### Source records
··········

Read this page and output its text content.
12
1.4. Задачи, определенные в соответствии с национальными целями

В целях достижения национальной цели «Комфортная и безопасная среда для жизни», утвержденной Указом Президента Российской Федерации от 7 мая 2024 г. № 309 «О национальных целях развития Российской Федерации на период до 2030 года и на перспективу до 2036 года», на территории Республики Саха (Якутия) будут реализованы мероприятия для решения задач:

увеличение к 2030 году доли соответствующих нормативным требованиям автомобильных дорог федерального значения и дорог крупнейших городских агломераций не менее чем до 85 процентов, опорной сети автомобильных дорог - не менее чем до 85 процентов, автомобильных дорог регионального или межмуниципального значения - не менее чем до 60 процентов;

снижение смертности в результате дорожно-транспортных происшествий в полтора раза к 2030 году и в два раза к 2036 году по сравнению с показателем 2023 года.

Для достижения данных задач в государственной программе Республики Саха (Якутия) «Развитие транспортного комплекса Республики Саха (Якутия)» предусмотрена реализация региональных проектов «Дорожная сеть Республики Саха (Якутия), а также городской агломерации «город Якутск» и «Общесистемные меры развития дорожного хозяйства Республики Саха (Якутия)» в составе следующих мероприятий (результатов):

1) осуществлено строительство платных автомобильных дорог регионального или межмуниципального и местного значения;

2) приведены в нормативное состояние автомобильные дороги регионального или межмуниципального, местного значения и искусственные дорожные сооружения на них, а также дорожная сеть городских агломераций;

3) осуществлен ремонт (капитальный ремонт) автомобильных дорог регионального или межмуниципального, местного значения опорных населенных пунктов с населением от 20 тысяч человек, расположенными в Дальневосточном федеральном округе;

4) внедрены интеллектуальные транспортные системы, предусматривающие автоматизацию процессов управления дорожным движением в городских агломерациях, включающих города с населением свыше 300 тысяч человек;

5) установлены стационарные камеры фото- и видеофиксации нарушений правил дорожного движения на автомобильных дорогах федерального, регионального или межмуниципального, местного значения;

··········

Reproduce the data, keeping every line exactly the same.

Read this page and output its text content.
12
1.4. Задачи, определенные в соответствии с национальными целями

В целях достижения национальной цели «Комфортная и безопасная среда для жизни», утвержденной Указом Президента Российской Федерации от 7 мая 2024 г. № 309 «О национальных целях развития Российской Федерации на период до 2030 года и на перспективу до 2036 года», на территории Республики Саха (Якутия) будут реализованы мероприятия для решения задач:

увеличение к 2030 году доли соответствующих нормативным требованиям автомобильных дорог федерального значения и дорог крупнейших городских агломераций не менее чем до 85 процентов, опорной сети автомобильных дорог - не менее чем до 85 процентов, автомобильных дорог регионального или межмуниципального значения - не менее чем до 60 процентов;

снижение смертности в результате дорожно-транспортных происшествий в полтора раза к 2030 году и в два раза к 2036 году по сравнению с показателем 2023 года.

Для достижения данных задач в государственной программе Республики Саха (Якутия) «Развитие транспортного комплекса Республики Саха (Якутия)» предусмотрена реализация региональных проектов «Дорожная сеть Республики Саха (Якутия), а также городской агломерации «город Якутск» и «Общесистемные меры развития дорожного хозяйства Республики Саха (Якутия)» в составе следующих мероприятий (результатов):

1) осуществлено строительство платных автомобильных дорог регионального или межмуниципального и местного значения;

2) приведены в нормативное состояние автомобильные дороги регионального или межмуниципального, местного значения и искусственные дорожные сооружения на них, а также дорожная сеть городских агломераций;

3) осуществлен ремонт (капитальный ремонт) автомобильных дорог регионального или межмуниципального, местного значения опорных населенных пунктов с населением от 20 тысяч человек, расположенными в Дальневосточном федеральном округе;

4) внедрены интеллектуальные транспортные системы, предусматривающие автоматизацию процессов управления дорожным движением в городских агломерациях, включающих города с населением свыше 300 тысяч человек;

5) установлены стационарные камеры фото- и видеофиксации нарушений правил дорожного движения на автомобильных дорогах федерального, регионального или межмуниципального, местного значения;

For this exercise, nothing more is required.